● 网页摘录:
· · · ·

3.真空负压勃起装置(vacuum negative pressure erection device,VED):
VED通过负压吸引,促使阴茎海绵体快速充血,同时阻止静脉回流,加速阴茎勃起,达到足够的硬度。VED有增加阴茎长度和硬度,恢复阴茎自然勃起及不受神经完整性限制的优点。VED治疗勃起功能障碍的有效率为65%~90%。
4.尿道内给药(intraurethral administration,IUS):
性活动之前在尿道放置前列腺素E1颗粒,通过尿道吸收进入阴茎海绵体,增加cAMP的水平,使钙离子水平降低,达到勃起。研究发现,IUS和PDE5-Is的效果相似,但并发症较少,主要为尿道疼痛或烧灼感。
5.海绵体内注射(Intracavernous injection,ICI):
向阴茎海绵体直接注射血管活性药物,使海绵体平滑肌舒张,海绵体充血达到勃起。阴茎海绵体内注射血管活性药物主要有罂粟碱、酚妥拉明和前列腺素E1。罂粟碱是平滑肌松弛剂,可模拟血管活性肠多肽作用,增加细胞内cAMP并降低钙对平滑肌收缩作用的影响,从而使平滑肌松弛,改善勃起功能。酚妥拉明是α肾上腺素能阻滞剂,通过受体介导反应而影响肾上腺素起作用,促使血管平滑肌松弛。罂粟碱与酚妥拉明联合注射已广泛用于阴茎的诊断和治疗,效果比单纯罂粟碱好,不良反应少。然而,反复注射可出现海绵体纤维化,计量过大常易诱发阴茎持续勃起。前列腺素E1的pH值高于罂粟碱,形成海绵体结节及纤维化的可能性小,同时其半衰期短,体内不蓄积,因此,持续勃起发生率低。

· · · ·

摘自某一合集的记录:
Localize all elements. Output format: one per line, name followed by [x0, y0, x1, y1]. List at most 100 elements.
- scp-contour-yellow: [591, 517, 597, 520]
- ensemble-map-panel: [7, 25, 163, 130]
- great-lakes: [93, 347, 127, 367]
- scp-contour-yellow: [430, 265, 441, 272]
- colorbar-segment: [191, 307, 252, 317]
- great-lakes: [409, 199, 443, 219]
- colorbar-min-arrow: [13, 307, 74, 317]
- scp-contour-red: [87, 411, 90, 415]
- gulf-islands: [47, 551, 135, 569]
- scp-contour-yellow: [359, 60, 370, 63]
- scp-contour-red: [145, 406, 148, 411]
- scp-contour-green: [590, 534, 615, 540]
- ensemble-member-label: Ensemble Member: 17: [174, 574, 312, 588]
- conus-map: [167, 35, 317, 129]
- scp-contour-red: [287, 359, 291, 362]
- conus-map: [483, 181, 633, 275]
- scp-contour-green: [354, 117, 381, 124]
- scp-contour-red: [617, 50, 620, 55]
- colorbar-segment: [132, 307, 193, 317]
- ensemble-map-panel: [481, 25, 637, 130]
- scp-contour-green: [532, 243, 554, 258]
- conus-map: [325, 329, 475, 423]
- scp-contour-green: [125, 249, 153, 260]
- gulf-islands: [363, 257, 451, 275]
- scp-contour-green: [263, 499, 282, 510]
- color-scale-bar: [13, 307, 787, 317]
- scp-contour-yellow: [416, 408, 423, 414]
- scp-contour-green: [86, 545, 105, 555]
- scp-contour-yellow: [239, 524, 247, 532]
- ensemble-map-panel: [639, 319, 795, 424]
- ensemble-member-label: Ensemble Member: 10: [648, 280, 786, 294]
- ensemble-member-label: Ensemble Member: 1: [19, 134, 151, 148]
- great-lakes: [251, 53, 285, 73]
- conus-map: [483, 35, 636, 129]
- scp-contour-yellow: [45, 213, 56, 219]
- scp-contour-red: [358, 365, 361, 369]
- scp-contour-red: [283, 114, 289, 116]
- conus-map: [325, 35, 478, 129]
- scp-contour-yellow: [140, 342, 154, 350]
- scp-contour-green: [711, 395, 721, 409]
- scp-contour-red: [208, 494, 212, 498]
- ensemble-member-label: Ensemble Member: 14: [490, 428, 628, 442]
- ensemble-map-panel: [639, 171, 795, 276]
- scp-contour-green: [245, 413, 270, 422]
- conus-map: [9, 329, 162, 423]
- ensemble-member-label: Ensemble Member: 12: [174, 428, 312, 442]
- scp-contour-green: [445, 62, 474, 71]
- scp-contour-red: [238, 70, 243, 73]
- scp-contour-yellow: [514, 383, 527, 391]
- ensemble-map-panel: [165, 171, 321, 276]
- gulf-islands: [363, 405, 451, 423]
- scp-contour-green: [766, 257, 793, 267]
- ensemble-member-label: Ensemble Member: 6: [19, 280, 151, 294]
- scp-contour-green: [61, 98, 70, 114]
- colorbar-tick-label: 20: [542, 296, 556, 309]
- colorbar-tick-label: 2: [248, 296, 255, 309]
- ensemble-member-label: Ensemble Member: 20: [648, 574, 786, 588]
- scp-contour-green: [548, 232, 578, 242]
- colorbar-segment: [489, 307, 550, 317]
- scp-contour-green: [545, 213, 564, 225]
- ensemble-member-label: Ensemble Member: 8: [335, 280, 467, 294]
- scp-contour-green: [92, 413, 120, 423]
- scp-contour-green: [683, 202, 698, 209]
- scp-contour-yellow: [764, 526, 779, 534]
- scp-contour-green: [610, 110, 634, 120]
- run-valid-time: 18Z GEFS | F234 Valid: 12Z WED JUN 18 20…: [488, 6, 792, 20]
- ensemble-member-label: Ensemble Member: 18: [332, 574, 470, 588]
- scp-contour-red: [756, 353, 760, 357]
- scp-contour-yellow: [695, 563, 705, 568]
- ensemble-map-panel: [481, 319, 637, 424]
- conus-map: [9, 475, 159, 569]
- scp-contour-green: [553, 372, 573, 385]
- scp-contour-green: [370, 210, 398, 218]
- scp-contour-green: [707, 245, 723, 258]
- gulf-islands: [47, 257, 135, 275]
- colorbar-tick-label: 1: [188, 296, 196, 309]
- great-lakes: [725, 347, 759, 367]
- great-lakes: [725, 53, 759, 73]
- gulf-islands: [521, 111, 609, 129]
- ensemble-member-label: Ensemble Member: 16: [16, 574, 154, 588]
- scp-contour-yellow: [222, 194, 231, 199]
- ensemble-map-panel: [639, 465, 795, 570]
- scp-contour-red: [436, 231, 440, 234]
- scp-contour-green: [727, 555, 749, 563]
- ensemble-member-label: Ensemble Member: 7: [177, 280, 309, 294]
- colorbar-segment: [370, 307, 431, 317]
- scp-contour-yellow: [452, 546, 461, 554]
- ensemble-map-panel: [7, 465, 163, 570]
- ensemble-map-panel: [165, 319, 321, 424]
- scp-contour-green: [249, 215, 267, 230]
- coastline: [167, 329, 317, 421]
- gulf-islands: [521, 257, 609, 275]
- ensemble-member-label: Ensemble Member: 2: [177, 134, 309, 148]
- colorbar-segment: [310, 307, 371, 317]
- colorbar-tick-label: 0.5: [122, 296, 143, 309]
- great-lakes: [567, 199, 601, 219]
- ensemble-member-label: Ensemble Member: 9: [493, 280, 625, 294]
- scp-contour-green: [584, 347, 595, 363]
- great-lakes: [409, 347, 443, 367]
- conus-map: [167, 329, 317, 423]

· · · ·

● 问题与任务:
A - 请抄写勃起功能障碍疗法摘录中从"3.真空负压勃起装置(vacuum negative pressure"起、一直到"少,主要为尿道疼痛或烧灼感。"为止的内容。
B - 根据勃起功能障碍疗法摘录,回答下列问题:
(i) 真空负压勃起装置治疗勃起功能障碍的有效率是多少?
(ii) 尿道内给药的并发症主要是什么?
(iii) 阴茎海绵体内注射的血管活性药物主要有哪几种?
C - 接着勃起功能障碍疗法摘录的最后一句往下续写。

● 参考答案:
A -
3.真空负压勃起装置(vacuum negative pressure erection device,VED):
VED通过负压吸引,促使阴茎海绵体快速充血,同时阻止静脉回流,加速阴茎勃起,达到足够的硬度。VED有增加阴茎长度和硬度,恢复阴茎自然勃起及不受神经完整性限制的优点。VED治疗勃起功能障碍的有效率为65%~90%。
4.尿道内给药(intraurethral administration,IUS):
性活动之前在尿道放置前列腺素E1颗粒,通过尿道吸收进入阴茎海绵体,增加cAMP的水平,使钙离子水平降低,达到勃起。研究发现,IUS和PDE5-Is的效果相似,但并发症较少,主要为尿道疼痛或烧灼感。

B -
(i) 65%~90%。
(ii) 尿道疼痛或烧灼感。
(iii) 罂粟碱、酚妥拉明和前列腺素E1。

C -
6.阴茎假体植入:
作为三线治疗方案,其安全性和有效性已得到认可,主要用于其他方法治疗无效、可以耐受手术的患者。尽管20世纪末,PDE5-Is临床广泛应用,使勃起功能障碍治疗取得重大进展,但仍有约20%的勃起功能障碍患者在接受多次药物治疗后不能产生满意的勃起。这种情况下,阴茎假体植入作为勃起功能障碍的第三线疗法,是唯一理想的选择。
其他 —— 直肠癌术前知情同意告知
共识12:直肠癌治疗前(手术及放化疗等),应该告知患者及家属器官功能障碍发生的可能性(证据质量等级:中;推荐强度:强烈推荐)。手术或放化疗之前,建议告知治疗对生育功能影响的风险。(证据质量等级:中;推荐强度:条件推荐)
一项对接受手术的直肠癌患者进行的调查表明,约有50%的患者无法回忆术前是否被告知排尿功能、性功能和排粪功能障碍的风险,而患者认为,这些关于功能学结局的信息很重要[72]。手术或放化疗之前,建议告知育龄期患者手术对生育功能影响的风险。